# Task:
Output the records. Match them exactly.
─── Data excerpts ───
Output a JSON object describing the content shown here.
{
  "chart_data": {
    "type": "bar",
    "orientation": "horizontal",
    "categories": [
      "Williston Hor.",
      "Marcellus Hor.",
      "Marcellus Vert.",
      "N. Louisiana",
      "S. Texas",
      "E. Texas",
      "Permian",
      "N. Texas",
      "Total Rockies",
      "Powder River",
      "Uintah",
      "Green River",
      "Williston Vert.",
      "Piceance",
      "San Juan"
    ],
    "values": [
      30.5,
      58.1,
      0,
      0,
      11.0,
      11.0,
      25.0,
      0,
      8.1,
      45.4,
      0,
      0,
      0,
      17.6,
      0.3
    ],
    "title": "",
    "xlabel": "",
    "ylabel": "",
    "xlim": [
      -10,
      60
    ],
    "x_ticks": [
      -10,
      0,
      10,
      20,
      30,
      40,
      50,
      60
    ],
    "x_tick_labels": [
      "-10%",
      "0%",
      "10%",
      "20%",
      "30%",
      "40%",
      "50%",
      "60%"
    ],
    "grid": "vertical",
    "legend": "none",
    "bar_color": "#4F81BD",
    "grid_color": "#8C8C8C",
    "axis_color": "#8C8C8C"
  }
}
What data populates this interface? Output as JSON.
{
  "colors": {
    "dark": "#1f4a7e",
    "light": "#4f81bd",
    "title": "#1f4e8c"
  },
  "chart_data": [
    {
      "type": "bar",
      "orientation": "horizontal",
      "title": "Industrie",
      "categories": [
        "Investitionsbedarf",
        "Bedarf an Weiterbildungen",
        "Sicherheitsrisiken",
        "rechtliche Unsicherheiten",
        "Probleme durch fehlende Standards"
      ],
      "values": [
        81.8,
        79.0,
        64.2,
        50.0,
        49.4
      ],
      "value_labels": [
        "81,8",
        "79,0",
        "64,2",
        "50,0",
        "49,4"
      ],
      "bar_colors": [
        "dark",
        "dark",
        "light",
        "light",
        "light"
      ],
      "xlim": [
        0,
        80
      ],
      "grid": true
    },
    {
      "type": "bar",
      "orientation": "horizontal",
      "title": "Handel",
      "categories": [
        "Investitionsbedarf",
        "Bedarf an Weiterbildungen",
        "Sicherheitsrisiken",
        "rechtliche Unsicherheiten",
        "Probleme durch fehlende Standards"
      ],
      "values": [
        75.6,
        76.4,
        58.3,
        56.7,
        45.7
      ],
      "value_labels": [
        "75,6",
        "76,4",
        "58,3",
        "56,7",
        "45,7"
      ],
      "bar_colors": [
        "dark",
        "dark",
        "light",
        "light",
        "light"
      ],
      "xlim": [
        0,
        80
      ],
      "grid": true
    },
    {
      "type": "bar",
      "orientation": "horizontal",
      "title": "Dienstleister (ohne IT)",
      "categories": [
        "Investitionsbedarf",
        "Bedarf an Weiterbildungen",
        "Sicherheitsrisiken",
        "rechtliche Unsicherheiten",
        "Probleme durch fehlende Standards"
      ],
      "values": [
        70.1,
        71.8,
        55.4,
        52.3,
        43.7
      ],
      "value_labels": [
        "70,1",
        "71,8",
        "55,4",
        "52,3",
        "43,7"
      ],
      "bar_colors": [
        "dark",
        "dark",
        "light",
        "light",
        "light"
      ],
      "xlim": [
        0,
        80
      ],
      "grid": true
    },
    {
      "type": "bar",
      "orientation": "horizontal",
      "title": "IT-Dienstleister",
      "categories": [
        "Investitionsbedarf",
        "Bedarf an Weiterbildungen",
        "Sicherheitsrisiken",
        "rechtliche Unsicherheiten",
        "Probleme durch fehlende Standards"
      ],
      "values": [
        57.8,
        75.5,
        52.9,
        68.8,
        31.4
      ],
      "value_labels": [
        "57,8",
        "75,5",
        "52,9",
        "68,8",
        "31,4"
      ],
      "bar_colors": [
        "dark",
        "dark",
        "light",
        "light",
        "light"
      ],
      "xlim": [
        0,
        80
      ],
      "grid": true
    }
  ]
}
───
# Answer to this problem:
Output a JSON object describing the content shown here.
{
  "chart_data": {
    "type": "bar",
    "orientation": "horizontal",
    "categories": [
      "Williston Hor.",
      "Marcellus Hor.",
      "Marcellus Vert.",
      "N. Louisiana",
      "S. Texas",
      "E. Texas",
      "Permian",
      "N. Texas",
      "Total Rockies",
      "Powder River",
      "Uintah",
      "Green River",
      "Williston Vert.",
      "Piceance",
      "San Juan"
    ],
    "values": [
      30.5,
      58.1,
      0,
      0,
      11.0,
      11.0,
      25.0,
      0,
      8.1,
      45.4,
      0,
      0,
      0,
      17.6,
      0.3
    ],
    "title": "",
    "xlabel": "",
    "ylabel": "",
    "xlim": [
      -10,
      60
    ],
    "x_ticks": [
      -10,
      0,
      10,
      20,
      30,
      40,
      50,
      60
    ],
    "x_tick_labels": [
      "-10%",
      "0%",
      "10%",
      "20%",
      "30%",
      "40%",
      "50%",
      "60%"
    ],
    "grid": "vertical",
    "legend": "none",
    "bar_color": "#4F81BD",
    "grid_color": "#8C8C8C",
    "axis_color": "#8C8C8C"
  }
}
What data populates this interface? Output as JSON.
{
  "colors": {
    "dark": "#1f4a7e",
    "light": "#4f81bd",
    "title": "#1f4e8c"
  },
  "chart_data": [
    {
      "type": "bar",
      "orientation": "horizontal",
      "title": "Industrie",
      "categories": [
        "Investitionsbedarf",
        "Bedarf an Weiterbildungen",
        "Sicherheitsrisiken",
        "rechtliche Unsicherheiten",
        "Probleme durch fehlende Standards"
      ],
      "values": [
        81.8,
        79.0,
        64.2,
        50.0,
        49.4
      ],
      "value_labels": [
        "81,8",
        "79,0",
        "64,2",
        "50,0",
        "49,4"
      ],
      "bar_colors": [
        "dark",
        "dark",
        "light",
        "light",
        "light"
      ],
      "xlim": [
        0,
        80
      ],
      "grid": true
    },
    {
      "type": "bar",
      "orientation": "horizontal",
      "title": "Handel",
      "categories": [
        "Investitionsbedarf",
        "Bedarf an Weiterbildungen",
        "Sicherheitsrisiken",
        "rechtliche Unsicherheiten",
        "Probleme durch fehlende Standards"
      ],
      "values": [
        75.6,
        76.4,
        58.3,
        56.7,
        45.7
      ],
      "value_labels": [
        "75,6",
        "76,4",
        "58,3",
        "56,7",
        "45,7"
      ],
      "bar_colors": [
        "dark",
        "dark",
        "light",
        "light",
        "light"
      ],
      "xlim": [
        0,
        80
      ],
      "grid": true
    },
    {
      "type": "bar",
      "orientation": "horizontal",
      "title": "Dienstleister (ohne IT)",
      "categories": [
        "Investitionsbedarf",
        "Bedarf an Weiterbildungen",
        "Sicherheitsrisiken",
        "rechtliche Unsicherheiten",
        "Probleme durch fehlende Standards"
      ],
      "values": [
        70.1,
        71.8,
        55.4,
        52.3,
        43.7
      ],
      "value_labels": [
        "70,1",
        "71,8",
        "55,4",
        "52,3",
        "43,7"
      ],
      "bar_colors": [
        "dark",
        "dark",
        "light",
        "light",
        "light"
      ],
      "xlim": [
        0,
        80
      ],
      "grid": true
    },
    {
      "type": "bar",
      "orientation": "horizontal",
      "title": "IT-Dienstleister",
      "categories": [
        "Investitionsbedarf",
        "Bedarf an Weiterbildungen",
        "Sicherheitsrisiken",
        "rechtliche Unsicherheiten",
        "Probleme durch fehlende Standards"
      ],
      "values": [
        57.8,
        75.5,
        52.9,
        68.8,
        31.4
      ],
      "value_labels": [
        "57,8",
        "75,5",
        "52,9",
        "68,8",
        "31,4"
      ],
      "bar_colors": [
        "dark",
        "dark",
        "light",
        "light",
        "light"
      ],
      "xlim": [
        0,
        80
      ],
      "grid": true
    }
  ]
}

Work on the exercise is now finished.